▶ _WHAT YOU ARE ASKED TO DO_: All records below must be retyped exactly.
[start of MATERIAL PROVIDED]
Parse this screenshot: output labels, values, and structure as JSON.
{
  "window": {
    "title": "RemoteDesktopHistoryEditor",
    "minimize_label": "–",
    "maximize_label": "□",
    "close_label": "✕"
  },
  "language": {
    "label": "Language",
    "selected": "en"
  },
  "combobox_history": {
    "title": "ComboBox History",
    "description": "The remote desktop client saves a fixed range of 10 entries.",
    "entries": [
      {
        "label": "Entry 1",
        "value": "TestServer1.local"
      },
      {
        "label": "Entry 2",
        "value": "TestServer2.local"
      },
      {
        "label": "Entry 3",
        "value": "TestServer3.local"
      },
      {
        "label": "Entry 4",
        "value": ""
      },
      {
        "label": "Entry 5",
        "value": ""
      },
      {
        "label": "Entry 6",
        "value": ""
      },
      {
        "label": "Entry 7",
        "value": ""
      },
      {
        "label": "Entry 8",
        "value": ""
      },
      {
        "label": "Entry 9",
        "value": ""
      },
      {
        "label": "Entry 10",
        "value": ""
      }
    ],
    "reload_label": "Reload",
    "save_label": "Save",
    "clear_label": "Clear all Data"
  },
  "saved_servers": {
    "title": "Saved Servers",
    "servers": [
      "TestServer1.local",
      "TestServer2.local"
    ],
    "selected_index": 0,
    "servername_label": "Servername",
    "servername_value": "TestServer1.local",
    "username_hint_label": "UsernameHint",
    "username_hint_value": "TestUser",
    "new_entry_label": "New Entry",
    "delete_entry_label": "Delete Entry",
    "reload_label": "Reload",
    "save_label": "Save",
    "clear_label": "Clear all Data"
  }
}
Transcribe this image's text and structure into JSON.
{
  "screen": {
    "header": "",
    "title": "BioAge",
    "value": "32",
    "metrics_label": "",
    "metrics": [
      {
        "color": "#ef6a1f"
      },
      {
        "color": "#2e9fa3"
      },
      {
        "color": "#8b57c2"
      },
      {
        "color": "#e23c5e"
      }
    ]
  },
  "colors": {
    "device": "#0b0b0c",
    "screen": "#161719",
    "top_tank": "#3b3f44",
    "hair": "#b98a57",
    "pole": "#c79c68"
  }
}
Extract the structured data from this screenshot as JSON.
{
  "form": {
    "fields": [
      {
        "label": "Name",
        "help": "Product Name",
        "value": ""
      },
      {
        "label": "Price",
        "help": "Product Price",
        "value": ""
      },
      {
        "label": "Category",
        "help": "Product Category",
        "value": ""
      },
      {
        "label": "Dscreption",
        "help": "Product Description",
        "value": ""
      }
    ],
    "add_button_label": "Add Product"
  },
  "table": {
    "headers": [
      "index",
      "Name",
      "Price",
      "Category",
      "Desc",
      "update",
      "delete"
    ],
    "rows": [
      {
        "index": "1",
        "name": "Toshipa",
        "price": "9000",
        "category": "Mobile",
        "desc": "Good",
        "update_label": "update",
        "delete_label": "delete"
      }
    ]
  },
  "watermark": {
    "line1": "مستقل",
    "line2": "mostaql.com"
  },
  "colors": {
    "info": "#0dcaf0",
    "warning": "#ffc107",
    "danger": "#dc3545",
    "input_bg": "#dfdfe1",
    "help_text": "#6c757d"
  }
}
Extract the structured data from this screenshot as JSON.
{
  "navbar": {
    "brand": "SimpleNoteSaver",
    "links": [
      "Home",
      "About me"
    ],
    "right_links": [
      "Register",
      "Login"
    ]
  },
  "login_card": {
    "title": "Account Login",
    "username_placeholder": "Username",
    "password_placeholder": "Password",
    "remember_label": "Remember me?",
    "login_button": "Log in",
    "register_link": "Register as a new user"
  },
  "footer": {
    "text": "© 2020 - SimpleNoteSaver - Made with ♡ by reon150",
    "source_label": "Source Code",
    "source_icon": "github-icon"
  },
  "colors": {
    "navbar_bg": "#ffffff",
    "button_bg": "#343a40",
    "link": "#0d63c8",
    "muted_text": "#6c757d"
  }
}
[end of MATERIAL PROVIDED]
▶ _TASK RESULT_:
Parse this screenshot: output labels, values, and structure as JSON.
{
  "window": {
    "title": "RemoteDesktopHistoryEditor",
    "minimize_label": "–",
    "maximize_label": "□",
    "close_label": "✕"
  },
  "language": {
    "label": "Language",
    "selected": "en"
  },
  "combobox_history": {
    "title": "ComboBox History",
    "description": "The remote desktop client saves a fixed range of 10 entries.",
    "entries": [
      {
        "label": "Entry 1",
        "value": "TestServer1.local"
      },
      {
        "label": "Entry 2",
        "value": "TestServer2.local"
      },
      {
        "label": "Entry 3",
        "value": "TestServer3.local"
      },
      {
        "label": "Entry 4",
        "value": ""
      },
      {
        "label": "Entry 5",
        "value": ""
      },
      {
        "label": "Entry 6",
        "value": ""
      },
      {
        "label": "Entry 7",
        "value": ""
      },
      {
        "label": "Entry 8",
        "value": ""
      },
      {
        "label": "Entry 9",
        "value": ""
      },
      {
        "label": "Entry 10",
        "value": ""
      }
    ],
    "reload_label": "Reload",
    "save_label": "Save",
    "clear_label": "Clear all Data"
  },
  "saved_servers": {
    "title": "Saved Servers",
    "servers": [
      "TestServer1.local",
      "TestServer2.local"
    ],
    "selected_index": 0,
    "servername_label": "Servername",
    "servername_value": "TestServer1.local",
    "username_hint_label": "UsernameHint",
    "username_hint_value": "TestUser",
    "new_entry_label": "New Entry",
    "delete_entry_label": "Delete Entry",
    "reload_label": "Reload",
    "save_label": "Save",
    "clear_label": "Clear all Data"
  }
}
Transcribe this image's text and structure into JSON.
{
  "screen": {
    "header": "",
    "title": "BioAge",
    "value": "32",
    "metrics_label": "",
    "metrics": [
      {
        "color": "#ef6a1f"
      },
      {
        "color": "#2e9fa3"
      },
      {
        "color": "#8b57c2"
      },
      {
        "color": "#e23c5e"
      }
    ]
  },
  "colors": {
    "device": "#0b0b0c",
    "screen": "#161719",
    "top_tank": "#3b3f44",
    "hair": "#b98a57",
    "pole": "#c79c68"
  }
}
Extract the structured data from this screenshot as JSON.
{
  "form": {
    "fields": [
      {
        "label": "Name",
        "help": "Product Name",
        "value": ""
      },
      {
        "label": "Price",
        "help": "Product Price",
        "value": ""
      },
      {
        "label": "Category",
        "help": "Product Category",
        "value": ""
      },
      {
        "label": "Dscreption",
        "help": "Product Description",
        "value": ""
      }
    ],
    "add_button_label": "Add Product"
  },
  "table": {
    "headers": [
      "index",
      "Name",
      "Price",
      "Category",
      "Desc",
      "update",
      "delete"
    ],
    "rows": [
      {
        "index": "1",
        "name": "Toshipa",
        "price": "9000",
        "category": "Mobile",
        "desc": "Good",
        "update_label": "update",
        "delete_label": "delete"
      }
    ]
  },
  "watermark": {
    "line1": "مستقل",
    "line2": "mostaql.com"
  },
  "colors": {
    "info": "#0dcaf0",
    "warning": "#ffc107",
    "danger": "#dc3545",
    "input_bg": "#dfdfe1",
    "help_text": "#6c757d"
  }
}
Extract the structured data from this screenshot as JSON.
{
  "navbar": {
    "brand": "SimpleNoteSaver",
    "links": [
      "Home",
      "About me"
    ],
    "right_links": [
      "Register",
      "Login"
    ]
  },
  "login_card": {
    "title": "Account Login",
    "username_placeholder": "Username",
    "password_placeholder": "Password",
    "remember_label": "Remember me?",
    "login_button": "Log in",
    "register_link": "Register as a new user"
  },
  "footer": {
    "text": "© 2020 - SimpleNoteSaver - Made with ♡ by reon150",
    "source_label": "Source Code",
    "source_icon": "github-icon"
  },
  "colors": {
    "navbar_bg": "#ffffff",
    "button_bg": "#343a40",
    "link": "#0d63c8",
    "muted_text": "#6c757d"
  }
}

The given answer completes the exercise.